- [TASK]: Give the listing below again in full, exactly as written.
>> start EXTRACTED MATERIAL
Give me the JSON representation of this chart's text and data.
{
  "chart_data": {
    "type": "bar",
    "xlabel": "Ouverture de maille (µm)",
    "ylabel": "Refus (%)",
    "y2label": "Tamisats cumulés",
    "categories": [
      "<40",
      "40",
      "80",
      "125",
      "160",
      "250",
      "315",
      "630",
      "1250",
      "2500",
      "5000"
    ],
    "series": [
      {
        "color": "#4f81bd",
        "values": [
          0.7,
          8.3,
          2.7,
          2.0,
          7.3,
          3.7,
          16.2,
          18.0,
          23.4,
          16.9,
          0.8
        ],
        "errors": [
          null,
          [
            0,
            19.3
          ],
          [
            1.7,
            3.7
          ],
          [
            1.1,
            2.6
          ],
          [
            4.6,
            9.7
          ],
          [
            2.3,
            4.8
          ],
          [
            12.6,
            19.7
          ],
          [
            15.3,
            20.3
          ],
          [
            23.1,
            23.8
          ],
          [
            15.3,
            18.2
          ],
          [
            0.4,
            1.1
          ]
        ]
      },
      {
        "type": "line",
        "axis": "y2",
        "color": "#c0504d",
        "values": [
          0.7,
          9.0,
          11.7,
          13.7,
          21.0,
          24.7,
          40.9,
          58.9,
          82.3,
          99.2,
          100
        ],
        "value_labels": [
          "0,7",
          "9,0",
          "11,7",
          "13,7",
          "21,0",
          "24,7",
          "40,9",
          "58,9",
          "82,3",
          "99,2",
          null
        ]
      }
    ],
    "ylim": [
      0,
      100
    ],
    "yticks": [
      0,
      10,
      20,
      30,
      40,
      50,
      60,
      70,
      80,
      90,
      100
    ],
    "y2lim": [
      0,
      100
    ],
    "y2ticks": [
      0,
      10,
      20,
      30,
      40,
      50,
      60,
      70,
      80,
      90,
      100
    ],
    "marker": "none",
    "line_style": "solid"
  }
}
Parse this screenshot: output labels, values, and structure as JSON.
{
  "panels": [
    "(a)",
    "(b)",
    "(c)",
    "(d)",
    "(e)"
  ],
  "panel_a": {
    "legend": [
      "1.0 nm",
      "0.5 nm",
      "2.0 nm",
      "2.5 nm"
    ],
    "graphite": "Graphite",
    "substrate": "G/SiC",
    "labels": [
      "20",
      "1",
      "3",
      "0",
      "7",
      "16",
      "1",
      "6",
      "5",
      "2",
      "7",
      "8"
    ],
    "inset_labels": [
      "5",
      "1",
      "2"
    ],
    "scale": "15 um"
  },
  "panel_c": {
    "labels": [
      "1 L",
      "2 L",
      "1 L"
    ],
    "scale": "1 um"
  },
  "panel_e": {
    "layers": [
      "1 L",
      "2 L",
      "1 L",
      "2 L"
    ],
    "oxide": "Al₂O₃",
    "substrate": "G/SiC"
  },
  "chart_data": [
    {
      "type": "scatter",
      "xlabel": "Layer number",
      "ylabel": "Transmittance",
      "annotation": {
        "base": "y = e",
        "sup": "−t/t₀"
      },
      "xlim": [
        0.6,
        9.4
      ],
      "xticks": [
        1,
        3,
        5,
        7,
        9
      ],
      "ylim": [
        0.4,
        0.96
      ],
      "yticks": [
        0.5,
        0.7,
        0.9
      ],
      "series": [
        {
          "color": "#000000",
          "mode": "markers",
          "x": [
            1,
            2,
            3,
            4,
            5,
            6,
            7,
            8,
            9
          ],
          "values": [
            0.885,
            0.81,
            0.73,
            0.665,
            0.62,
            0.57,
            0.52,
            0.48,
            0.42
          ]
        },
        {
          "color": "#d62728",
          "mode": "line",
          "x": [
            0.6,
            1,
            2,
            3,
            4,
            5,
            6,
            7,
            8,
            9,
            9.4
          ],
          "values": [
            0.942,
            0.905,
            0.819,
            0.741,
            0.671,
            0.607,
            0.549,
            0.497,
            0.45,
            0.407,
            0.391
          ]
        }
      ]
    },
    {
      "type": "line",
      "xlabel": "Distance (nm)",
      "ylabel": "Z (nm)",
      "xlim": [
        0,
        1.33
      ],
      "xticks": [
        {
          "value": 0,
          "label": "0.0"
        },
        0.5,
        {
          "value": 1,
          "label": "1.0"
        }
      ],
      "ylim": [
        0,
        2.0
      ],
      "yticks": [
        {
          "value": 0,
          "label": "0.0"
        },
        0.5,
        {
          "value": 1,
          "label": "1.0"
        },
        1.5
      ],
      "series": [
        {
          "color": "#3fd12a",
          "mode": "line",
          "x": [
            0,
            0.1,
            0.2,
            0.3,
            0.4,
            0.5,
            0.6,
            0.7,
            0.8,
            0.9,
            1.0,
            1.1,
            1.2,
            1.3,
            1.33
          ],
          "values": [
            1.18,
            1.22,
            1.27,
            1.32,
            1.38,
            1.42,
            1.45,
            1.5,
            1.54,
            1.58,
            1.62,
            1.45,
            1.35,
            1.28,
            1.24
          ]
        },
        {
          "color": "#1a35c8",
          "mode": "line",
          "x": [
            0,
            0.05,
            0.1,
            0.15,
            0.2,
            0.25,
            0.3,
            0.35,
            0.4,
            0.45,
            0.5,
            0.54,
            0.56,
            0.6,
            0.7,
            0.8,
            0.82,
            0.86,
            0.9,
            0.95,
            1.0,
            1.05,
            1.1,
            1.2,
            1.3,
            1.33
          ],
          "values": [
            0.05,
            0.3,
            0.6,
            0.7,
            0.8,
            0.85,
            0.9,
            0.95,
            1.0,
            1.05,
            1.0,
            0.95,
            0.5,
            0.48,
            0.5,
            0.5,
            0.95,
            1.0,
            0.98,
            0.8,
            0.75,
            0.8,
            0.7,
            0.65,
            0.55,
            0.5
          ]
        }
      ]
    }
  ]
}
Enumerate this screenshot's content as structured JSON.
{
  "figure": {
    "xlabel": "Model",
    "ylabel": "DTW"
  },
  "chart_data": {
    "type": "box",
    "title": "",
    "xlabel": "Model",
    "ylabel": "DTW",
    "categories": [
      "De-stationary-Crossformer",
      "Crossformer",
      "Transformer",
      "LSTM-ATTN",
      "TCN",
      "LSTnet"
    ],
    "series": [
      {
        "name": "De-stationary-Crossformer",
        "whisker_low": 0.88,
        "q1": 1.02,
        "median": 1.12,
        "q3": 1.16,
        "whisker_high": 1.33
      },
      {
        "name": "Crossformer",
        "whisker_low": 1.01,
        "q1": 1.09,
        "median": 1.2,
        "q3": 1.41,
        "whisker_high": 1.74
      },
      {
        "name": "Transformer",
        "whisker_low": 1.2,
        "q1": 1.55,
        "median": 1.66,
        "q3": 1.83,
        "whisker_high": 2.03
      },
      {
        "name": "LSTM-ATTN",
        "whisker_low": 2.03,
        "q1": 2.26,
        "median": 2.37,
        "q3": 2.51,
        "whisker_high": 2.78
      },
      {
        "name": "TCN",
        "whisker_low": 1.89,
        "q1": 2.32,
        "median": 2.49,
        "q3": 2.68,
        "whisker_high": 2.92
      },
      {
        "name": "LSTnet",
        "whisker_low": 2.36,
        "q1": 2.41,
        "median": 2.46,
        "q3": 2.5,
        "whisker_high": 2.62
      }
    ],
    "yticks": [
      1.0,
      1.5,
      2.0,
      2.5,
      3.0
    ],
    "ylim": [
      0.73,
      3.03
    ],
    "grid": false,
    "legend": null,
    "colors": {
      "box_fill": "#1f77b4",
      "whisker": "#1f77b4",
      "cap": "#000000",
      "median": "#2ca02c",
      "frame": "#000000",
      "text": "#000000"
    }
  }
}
>> end EXTRACTED MATERIAL
- [REPLY TO THE EXERCISE]:
Give me the JSON representation of this chart's text and data.
{
  "chart_data": {
    "type": "bar",
    "xlabel": "Ouverture de maille (µm)",
    "ylabel": "Refus (%)",
    "y2label": "Tamisats cumulés",
    "categories": [
      "<40",
      "40",
      "80",
      "125",
      "160",
      "250",
      "315",
      "630",
      "1250",
      "2500",
      "5000"
    ],
    "series": [
      {
        "color": "#4f81bd",
        "values": [
          0.7,
          8.3,
          2.7,
          2.0,
          7.3,
          3.7,
          16.2,
          18.0,
          23.4,
          16.9,
          0.8
        ],
        "errors": [
          null,
          [
            0,
            19.3
          ],
          [
            1.7,
            3.7
          ],
          [
            1.1,
            2.6
          ],
          [
            4.6,
            9.7
          ],
          [
            2.3,
            4.8
          ],
          [
            12.6,
            19.7
          ],
          [
            15.3,
            20.3
          ],
          [
            23.1,
            23.8
          ],
          [
            15.3,
            18.2
          ],
          [
            0.4,
            1.1
          ]
        ]
      },
      {
        "type": "line",
        "axis": "y2",
        "color": "#c0504d",
        "values": [
          0.7,
          9.0,
          11.7,
          13.7,
          21.0,
          24.7,
          40.9,
          58.9,
          82.3,
          99.2,
          100
        ],
        "value_labels": [
          "0,7",
          "9,0",
          "11,7",
          "13,7",
          "21,0",
          "24,7",
          "40,9",
          "58,9",
          "82,3",
          "99,2",
          null
        ]
      }
    ],
    "ylim": [
      0,
      100
    ],
    "yticks": [
      0,
      10,
      20,
      30,
      40,
      50,
      60,
      70,
      80,
      90,
      100
    ],
    "y2lim": [
      0,
      100
    ],
    "y2ticks": [
      0,
      10,
      20,
      30,
      40,
      50,
      60,
      70,
      80,
      90,
      100
    ],
    "marker": "none",
    "line_style": "solid"
  }
}
Parse this screenshot: output labels, values, and structure as JSON.
{
  "panels": [
    "(a)",
    "(b)",
    "(c)",
    "(d)",
    "(e)"
  ],
  "panel_a": {
    "legend": [
      "1.0 nm",
      "0.5 nm",
      "2.0 nm",
      "2.5 nm"
    ],
    "graphite": "Graphite",
    "substrate": "G/SiC",
    "labels": [
      "20",
      "1",
      "3",
      "0",
      "7",
      "16",
      "1",
      "6",
      "5",
      "2",
      "7",
      "8"
    ],
    "inset_labels": [
      "5",
      "1",
      "2"
    ],
    "scale": "15 um"
  },
  "panel_c": {
    "labels": [
      "1 L",
      "2 L",
      "1 L"
    ],
    "scale": "1 um"
  },
  "panel_e": {
    "layers": [
      "1 L",
      "2 L",
      "1 L",
      "2 L"
    ],
    "oxide": "Al₂O₃",
    "substrate": "G/SiC"
  },
  "chart_data": [
    {
      "type": "scatter",
      "xlabel": "Layer number",
      "ylabel": "Transmittance",
      "annotation": {
        "base": "y = e",
        "sup": "−t/t₀"
      },
      "xlim": [
        0.6,
        9.4
      ],
      "xticks": [
        1,
        3,
        5,
        7,
        9
      ],
      "ylim": [
        0.4,
        0.96
      ],
      "yticks": [
        0.5,
        0.7,
        0.9
      ],
      "series": [
        {
          "color": "#000000",
          "mode": "markers",
          "x": [
            1,
            2,
            3,
            4,
            5,
            6,
            7,
            8,
            9
          ],
          "values": [
            0.885,
            0.81,
            0.73,
            0.665,
            0.62,
            0.57,
            0.52,
            0.48,
            0.42
          ]
        },
        {
          "color": "#d62728",
          "mode": "line",
          "x": [
            0.6,
            1,
            2,
            3,
            4,
            5,
            6,
            7,
            8,
            9,
            9.4
          ],
          "values": [
            0.942,
            0.905,
            0.819,
            0.741,
            0.671,
            0.607,
            0.549,
            0.497,
            0.45,
            0.407,
            0.391
          ]
        }
      ]
    },
    {
      "type": "line",
      "xlabel": "Distance (nm)",
      "ylabel": "Z (nm)",
      "xlim": [
        0,
        1.33
      ],
      "xticks": [
        {
          "value": 0,
          "label": "0.0"
        },
        0.5,
        {
          "value": 1,
          "label": "1.0"
        }
      ],
      "ylim": [
        0,
        2.0
      ],
      "yticks": [
        {
          "value": 0,
          "label": "0.0"
        },
        0.5,
        {
          "value": 1,
          "label": "1.0"
        },
        1.5
      ],
      "series": [
        {
          "color": "#3fd12a",
          "mode": "line",
          "x": [
            0,
            0.1,
            0.2,
            0.3,
            0.4,
            0.5,
            0.6,
            0.7,
            0.8,
            0.9,
            1.0,
            1.1,
            1.2,
            1.3,
            1.33
          ],
          "values": [
            1.18,
            1.22,
            1.27,
            1.32,
            1.38,
            1.42,
            1.45,
            1.5,
            1.54,
            1.58,
            1.62,
            1.45,
            1.35,
            1.28,
            1.24
          ]
        },
        {
          "color": "#1a35c8",
          "mode": "line",
          "x": [
            0,
            0.05,
            0.1,
            0.15,
            0.2,
            0.25,
            0.3,
            0.35,
            0.4,
            0.45,
            0.5,
            0.54,
            0.56,
            0.6,
            0.7,
            0.8,
            0.82,
            0.86,
            0.9,
            0.95,
            1.0,
            1.05,
            1.1,
            1.2,
            1.3,
            1.33
          ],
          "values": [
            0.05,
            0.3,
            0.6,
            0.7,
            0.8,
            0.85,
            0.9,
            0.95,
            1.0,
            1.05,
            1.0,
            0.95,
            0.5,
            0.48,
            0.5,
            0.5,
            0.95,
            1.0,
            0.98,
            0.8,
            0.75,
            0.8,
            0.7,
            0.65,
            0.55,
            0.5
          ]
        }
      ]
    }
  ]
}
Enumerate this screenshot's content as structured JSON.
{
  "figure": {
    "xlabel": "Model",
    "ylabel": "DTW"
  },
  "chart_data": {
    "type": "box",
    "title": "",
    "xlabel": "Model",
    "ylabel": "DTW",
    "categories": [
      "De-stationary-Crossformer",
      "Crossformer",
      "Transformer",
      "LSTM-ATTN",
      "TCN",
      "LSTnet"
    ],
    "series": [
      {
        "name": "De-stationary-Crossformer",
        "whisker_low": 0.88,
        "q1": 1.02,
        "median": 1.12,
        "q3": 1.16,
        "whisker_high": 1.33
      },
      {
        "name": "Crossformer",
        "whisker_low": 1.01,
        "q1": 1.09,
        "median": 1.2,
        "q3": 1.41,
        "whisker_high": 1.74
      },
      {
        "name": "Transformer",
        "whisker_low": 1.2,
        "q1": 1.55,
        "median": 1.66,
        "q3": 1.83,
        "whisker_high": 2.03
      },
      {
        "name": "LSTM-ATTN",
        "whisker_low": 2.03,
        "q1": 2.26,
        "median": 2.37,
        "q3": 2.51,
        "whisker_high": 2.78
      },
      {
        "name": "TCN",
        "whisker_low": 1.89,
        "q1": 2.32,
        "median": 2.49,
        "q3": 2.68,
        "whisker_high": 2.92
      },
      {
        "name": "LSTnet",
        "whisker_low": 2.36,
        "q1": 2.41,
        "median": 2.46,
        "q3": 2.5,
        "whisker_high": 2.62
      }
    ],
    "yticks": [
      1.0,
      1.5,
      2.0,
      2.5,
      3.0
    ],
    "ylim": [
      0.73,
      3.03
    ],
    "grid": false,
    "legend": null,
    "colors": {
      "box_fill": "#1f77b4",
      "whisker": "#1f77b4",
      "cap": "#000000",
      "median": "#2ca02c",
      "frame": "#000000",
      "text": "#000000"
    }
  }
}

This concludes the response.